▶ What needs to be done
Repeat each line of the material below exactly as it appears, minus any pictures.

▶ Exercise materials
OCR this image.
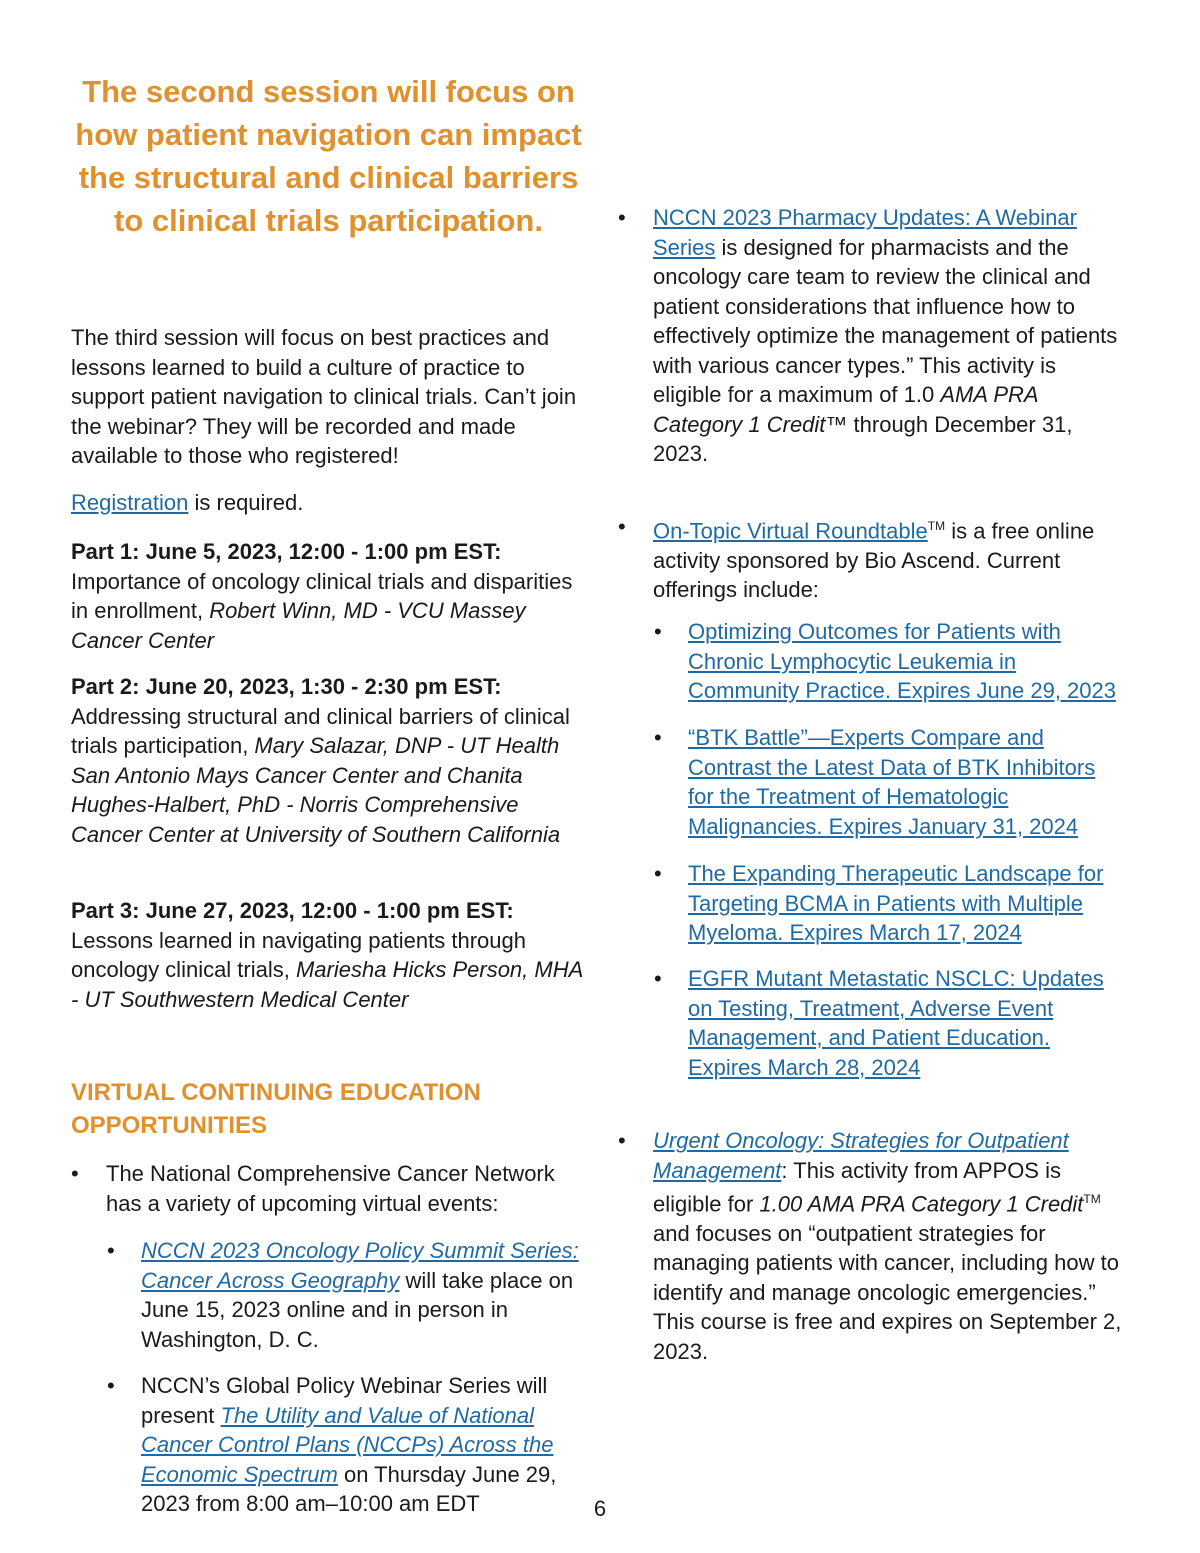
The second session will focus on how patient navigation can impact the structural and clinical barriers to clinical trials participation.

The third session will focus on best practices and lessons learned to build a culture of practice to support patient navigation to clinical trials. Can’t join the webinar? They will be recorded and made available to those who registered!

Registration is required.

Part 1: June 5, 2023, 12:00 - 1:00 pm EST:
Importance of oncology clinical trials and disparities in enrollment, Robert Winn, MD - VCU Massey Cancer Center

Part 2: June 20, 2023, 1:30 - 2:30 pm EST:
Addressing structural and clinical barriers of clinical trials participation, Mary Salazar, DNP - UT Health San Antonio Mays Cancer Center and Chanita Hughes-Halbert, PhD - Norris Comprehensive Cancer Center at University of Southern California

Part 3: June 27, 2023, 12:00 - 1:00 pm EST:
Lessons learned in navigating patients through oncology clinical trials, Mariesha Hicks Person, MHA - UT Southwestern Medical Center

VIRTUAL CONTINUING EDUCATION OPPORTUNITIES
• The National Comprehensive Cancer Network has a variety of upcoming virtual events:

• NCCN 2023 Oncology Policy Summit Series: Cancer Across Geography will take place on June 15, 2023 online and in person in Washington, D. C.

• NCCN’s Global Policy Webinar Series will present The Utility and Value of National Cancer Control Plans (NCCPs) Across the Economic Spectrum on Thursday June 29, 2023 from 8:00 am–10:00 am EDT

• NCCN 2023 Pharmacy Updates: A Webinar Series is designed for pharmacists and the oncology care team to review the clinical and patient considerations that influence how to effectively optimize the management of patients with various cancer types.” This activity is eligible for a maximum of 1.0 AMA PRA Category 1 Credit™ through December 31, 2023.

• On-Topic Virtual Roundtable™ is a free online activity sponsored by Bio Ascend. Current offerings include:

• Optimizing Outcomes for Patients with Chronic Lymphocytic Leukemia in Community Practice. Expires June 29, 2023

• “BTK Battle”—Experts Compare and Contrast the Latest Data of BTK Inhibitors for the Treatment of Hematologic Malignancies. Expires January 31, 2024

• The Expanding Therapeutic Landscape for Targeting BCMA in Patients with Multiple Myeloma. Expires March 17, 2024

• EGFR Mutant Metastatic NSCLC: Updates on Testing, Treatment, Adverse Event Management, and Patient Education. Expires March 28, 2024

• Urgent Oncology: Strategies for Outpatient Management: This activity from APPOS is eligible for 1.00 AMA PRA Category 1 Credit™ and focuses on “outpatient strategies for managing patients with cancer, including how to identify and manage oncologic emergencies.” This course is free and expires on September 2, 2023.

6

▶ Output of the task
OCR this image.
The second session will focus on how patient navigation can impact the structural and clinical barriers to clinical trials participation.

The third session will focus on best practices and lessons learned to build a culture of practice to support patient navigation to clinical trials. Can’t join the webinar? They will be recorded and made available to those who registered!

Registration is required.

Part 1: June 5, 2023, 12:00 - 1:00 pm EST:
Importance of oncology clinical trials and disparities in enrollment, Robert Winn, MD - VCU Massey Cancer Center

Part 2: June 20, 2023, 1:30 - 2:30 pm EST:
Addressing structural and clinical barriers of clinical trials participation, Mary Salazar, DNP - UT Health San Antonio Mays Cancer Center and Chanita Hughes-Halbert, PhD - Norris Comprehensive Cancer Center at University of Southern California

Part 3: June 27, 2023, 12:00 - 1:00 pm EST:
Lessons learned in navigating patients through oncology clinical trials, Mariesha Hicks Person, MHA - UT Southwestern Medical Center

VIRTUAL CONTINUING EDUCATION OPPORTUNITIES
• The National Comprehensive Cancer Network has a variety of upcoming virtual events:

• NCCN 2023 Oncology Policy Summit Series: Cancer Across Geography will take place on June 15, 2023 online and in person in Washington, D. C.

• NCCN’s Global Policy Webinar Series will present The Utility and Value of National Cancer Control Plans (NCCPs) Across the Economic Spectrum on Thursday June 29, 2023 from 8:00 am–10:00 am EDT

• NCCN 2023 Pharmacy Updates: A Webinar Series is designed for pharmacists and the oncology care team to review the clinical and patient considerations that influence how to effectively optimize the management of patients with various cancer types.” This activity is eligible for a maximum of 1.0 AMA PRA Category 1 Credit™ through December 31, 2023.

• On-Topic Virtual Roundtable™ is a free online activity sponsored by Bio Ascend. Current offerings include:

• Optimizing Outcomes for Patients with Chronic Lymphocytic Leukemia in Community Practice. Expires June 29, 2023

• “BTK Battle”—Experts Compare and Contrast the Latest Data of BTK Inhibitors for the Treatment of Hematologic Malignancies. Expires January 31, 2024

• The Expanding Therapeutic Landscape for Targeting BCMA in Patients with Multiple Myeloma. Expires March 17, 2024

• EGFR Mutant Metastatic NSCLC: Updates on Testing, Treatment, Adverse Event Management, and Patient Education. Expires March 28, 2024

• Urgent Oncology: Strategies for Outpatient Management: This activity from APPOS is eligible for 1.00 AMA PRA Category 1 Credit™ and focuses on “outpatient strategies for managing patients with cancer, including how to identify and manage oncologic emergencies.” This course is free and expires on September 2, 2023.

6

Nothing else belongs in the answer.